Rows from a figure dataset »
☆ ☆ ☆ ☆ ☆ ☆ ☆

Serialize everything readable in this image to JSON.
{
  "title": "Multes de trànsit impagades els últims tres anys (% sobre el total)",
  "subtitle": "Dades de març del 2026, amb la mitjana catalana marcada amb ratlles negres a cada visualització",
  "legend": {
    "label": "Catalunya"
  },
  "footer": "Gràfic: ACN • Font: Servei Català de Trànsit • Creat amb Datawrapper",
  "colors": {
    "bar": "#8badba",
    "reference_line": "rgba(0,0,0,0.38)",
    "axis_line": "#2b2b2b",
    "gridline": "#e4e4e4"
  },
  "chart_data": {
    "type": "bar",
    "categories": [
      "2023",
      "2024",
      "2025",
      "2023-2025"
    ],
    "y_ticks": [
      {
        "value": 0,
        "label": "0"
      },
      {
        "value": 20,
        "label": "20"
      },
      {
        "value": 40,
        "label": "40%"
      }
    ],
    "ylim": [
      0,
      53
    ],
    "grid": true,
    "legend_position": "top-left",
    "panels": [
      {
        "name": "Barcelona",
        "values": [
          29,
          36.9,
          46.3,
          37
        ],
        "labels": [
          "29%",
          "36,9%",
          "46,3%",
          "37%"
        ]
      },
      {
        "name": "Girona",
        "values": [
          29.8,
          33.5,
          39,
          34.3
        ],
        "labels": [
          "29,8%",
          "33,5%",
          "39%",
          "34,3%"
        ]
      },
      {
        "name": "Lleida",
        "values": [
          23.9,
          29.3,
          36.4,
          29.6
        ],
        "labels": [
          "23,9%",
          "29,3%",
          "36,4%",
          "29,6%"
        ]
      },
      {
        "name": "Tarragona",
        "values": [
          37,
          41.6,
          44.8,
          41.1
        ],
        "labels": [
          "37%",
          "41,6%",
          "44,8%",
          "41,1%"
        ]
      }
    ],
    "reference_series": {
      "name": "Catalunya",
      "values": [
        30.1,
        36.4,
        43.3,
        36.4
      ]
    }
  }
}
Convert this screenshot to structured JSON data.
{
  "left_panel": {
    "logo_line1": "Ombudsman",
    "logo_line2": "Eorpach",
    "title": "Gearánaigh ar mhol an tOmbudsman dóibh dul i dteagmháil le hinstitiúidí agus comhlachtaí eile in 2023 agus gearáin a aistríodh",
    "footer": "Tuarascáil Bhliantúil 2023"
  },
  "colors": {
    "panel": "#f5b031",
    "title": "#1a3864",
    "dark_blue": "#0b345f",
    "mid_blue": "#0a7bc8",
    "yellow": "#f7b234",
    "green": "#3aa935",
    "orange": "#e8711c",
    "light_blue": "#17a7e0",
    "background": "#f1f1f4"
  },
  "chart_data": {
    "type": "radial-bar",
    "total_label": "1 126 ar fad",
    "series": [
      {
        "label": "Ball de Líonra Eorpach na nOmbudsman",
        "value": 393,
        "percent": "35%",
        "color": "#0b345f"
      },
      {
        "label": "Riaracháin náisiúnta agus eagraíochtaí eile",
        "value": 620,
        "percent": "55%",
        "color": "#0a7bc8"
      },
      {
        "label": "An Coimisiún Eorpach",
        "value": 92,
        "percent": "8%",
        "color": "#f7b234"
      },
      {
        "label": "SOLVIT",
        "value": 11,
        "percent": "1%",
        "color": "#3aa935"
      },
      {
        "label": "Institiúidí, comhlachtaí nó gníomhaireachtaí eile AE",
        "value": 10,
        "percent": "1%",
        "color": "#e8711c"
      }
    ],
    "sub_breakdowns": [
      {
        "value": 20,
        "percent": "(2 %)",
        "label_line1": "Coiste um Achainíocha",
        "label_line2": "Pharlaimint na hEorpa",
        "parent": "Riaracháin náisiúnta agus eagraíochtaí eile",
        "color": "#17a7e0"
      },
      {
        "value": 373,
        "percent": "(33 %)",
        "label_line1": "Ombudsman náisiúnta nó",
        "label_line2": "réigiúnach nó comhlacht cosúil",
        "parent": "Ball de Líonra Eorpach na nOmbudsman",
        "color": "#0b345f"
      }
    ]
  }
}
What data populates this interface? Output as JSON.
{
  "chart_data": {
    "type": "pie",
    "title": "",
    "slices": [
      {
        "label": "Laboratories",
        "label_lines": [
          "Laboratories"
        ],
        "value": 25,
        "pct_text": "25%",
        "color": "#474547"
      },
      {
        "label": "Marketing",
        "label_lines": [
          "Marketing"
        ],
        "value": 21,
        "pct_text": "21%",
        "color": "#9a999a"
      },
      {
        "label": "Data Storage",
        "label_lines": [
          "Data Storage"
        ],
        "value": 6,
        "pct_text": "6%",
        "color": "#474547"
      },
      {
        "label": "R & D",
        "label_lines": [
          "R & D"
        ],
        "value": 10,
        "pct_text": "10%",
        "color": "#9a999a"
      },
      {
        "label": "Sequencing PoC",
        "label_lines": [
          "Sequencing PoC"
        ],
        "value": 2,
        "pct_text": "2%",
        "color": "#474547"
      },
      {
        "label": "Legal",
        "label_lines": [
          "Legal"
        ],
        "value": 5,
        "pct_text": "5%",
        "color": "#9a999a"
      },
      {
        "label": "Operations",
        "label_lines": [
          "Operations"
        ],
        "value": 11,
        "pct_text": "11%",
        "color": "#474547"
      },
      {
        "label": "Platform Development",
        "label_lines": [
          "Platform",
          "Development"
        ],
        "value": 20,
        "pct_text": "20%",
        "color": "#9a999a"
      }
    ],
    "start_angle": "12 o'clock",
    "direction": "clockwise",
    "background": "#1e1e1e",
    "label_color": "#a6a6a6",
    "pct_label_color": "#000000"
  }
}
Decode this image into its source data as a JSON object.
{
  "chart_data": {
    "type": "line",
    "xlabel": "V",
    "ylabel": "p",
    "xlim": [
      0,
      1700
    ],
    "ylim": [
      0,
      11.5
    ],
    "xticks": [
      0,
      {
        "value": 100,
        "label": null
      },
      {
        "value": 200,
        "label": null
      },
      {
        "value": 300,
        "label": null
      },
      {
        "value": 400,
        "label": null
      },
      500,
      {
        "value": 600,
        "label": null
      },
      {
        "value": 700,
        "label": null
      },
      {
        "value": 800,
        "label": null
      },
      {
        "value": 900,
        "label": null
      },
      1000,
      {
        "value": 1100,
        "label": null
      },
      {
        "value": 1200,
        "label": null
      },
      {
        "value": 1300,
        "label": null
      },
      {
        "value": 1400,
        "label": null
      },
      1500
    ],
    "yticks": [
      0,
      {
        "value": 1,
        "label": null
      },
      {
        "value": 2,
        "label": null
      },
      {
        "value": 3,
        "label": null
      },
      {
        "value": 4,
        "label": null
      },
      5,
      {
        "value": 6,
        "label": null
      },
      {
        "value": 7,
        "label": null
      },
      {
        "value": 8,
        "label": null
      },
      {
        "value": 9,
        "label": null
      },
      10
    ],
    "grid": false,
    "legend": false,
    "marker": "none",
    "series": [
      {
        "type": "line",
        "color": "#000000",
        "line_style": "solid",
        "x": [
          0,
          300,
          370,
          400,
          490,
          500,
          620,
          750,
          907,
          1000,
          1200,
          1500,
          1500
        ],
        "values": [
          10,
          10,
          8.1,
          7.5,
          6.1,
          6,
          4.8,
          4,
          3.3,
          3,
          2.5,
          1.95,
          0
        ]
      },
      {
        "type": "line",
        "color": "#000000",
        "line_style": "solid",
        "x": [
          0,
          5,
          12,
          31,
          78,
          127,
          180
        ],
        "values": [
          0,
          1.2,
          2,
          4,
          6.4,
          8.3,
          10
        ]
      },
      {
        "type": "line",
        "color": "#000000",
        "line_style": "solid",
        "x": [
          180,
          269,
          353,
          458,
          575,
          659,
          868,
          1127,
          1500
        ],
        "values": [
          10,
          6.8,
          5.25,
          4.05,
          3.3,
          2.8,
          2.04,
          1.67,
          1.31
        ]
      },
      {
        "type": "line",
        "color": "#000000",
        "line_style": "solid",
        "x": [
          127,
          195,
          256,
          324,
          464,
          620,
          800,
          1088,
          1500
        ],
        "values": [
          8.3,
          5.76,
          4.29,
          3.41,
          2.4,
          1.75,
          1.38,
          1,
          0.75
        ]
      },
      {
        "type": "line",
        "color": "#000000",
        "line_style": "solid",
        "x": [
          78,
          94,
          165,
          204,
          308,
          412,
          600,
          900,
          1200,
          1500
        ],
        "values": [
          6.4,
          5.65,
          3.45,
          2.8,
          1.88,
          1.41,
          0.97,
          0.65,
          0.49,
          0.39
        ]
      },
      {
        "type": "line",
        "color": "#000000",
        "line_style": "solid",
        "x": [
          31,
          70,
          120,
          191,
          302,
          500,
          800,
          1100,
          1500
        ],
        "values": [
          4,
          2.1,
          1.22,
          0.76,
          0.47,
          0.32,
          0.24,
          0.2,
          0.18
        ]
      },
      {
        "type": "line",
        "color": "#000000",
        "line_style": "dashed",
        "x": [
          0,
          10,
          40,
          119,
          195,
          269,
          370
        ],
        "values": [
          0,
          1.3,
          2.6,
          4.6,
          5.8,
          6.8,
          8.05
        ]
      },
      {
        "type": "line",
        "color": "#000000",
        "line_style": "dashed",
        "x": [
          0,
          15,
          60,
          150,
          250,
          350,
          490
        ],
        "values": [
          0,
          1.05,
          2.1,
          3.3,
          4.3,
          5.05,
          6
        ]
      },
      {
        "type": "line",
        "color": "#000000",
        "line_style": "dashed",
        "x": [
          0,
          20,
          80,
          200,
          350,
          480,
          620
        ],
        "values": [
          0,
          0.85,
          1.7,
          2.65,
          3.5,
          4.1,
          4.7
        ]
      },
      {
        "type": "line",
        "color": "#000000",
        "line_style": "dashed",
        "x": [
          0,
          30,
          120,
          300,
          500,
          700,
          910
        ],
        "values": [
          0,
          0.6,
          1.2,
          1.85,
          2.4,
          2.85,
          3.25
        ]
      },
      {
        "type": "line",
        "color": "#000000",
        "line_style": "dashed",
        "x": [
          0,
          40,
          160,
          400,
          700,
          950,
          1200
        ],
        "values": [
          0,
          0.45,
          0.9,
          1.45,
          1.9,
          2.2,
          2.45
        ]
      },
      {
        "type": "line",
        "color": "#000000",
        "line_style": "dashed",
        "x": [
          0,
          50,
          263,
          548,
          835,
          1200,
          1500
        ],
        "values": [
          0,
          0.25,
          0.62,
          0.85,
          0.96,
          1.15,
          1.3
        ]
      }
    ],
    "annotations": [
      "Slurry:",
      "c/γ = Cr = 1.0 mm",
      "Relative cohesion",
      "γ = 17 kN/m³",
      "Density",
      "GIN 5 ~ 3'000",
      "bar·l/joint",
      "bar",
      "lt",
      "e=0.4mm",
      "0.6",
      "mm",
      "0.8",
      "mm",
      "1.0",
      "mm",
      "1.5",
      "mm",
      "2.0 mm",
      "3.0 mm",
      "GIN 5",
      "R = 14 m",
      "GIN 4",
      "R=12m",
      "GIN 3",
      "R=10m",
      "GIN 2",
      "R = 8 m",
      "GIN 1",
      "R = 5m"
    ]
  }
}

☆ ☆ ☆ ☆ ☆ ☆ ☆

Task brief »
How many of these lines contain "eagraíochtaí"? Write only the number.

Solved problem »
2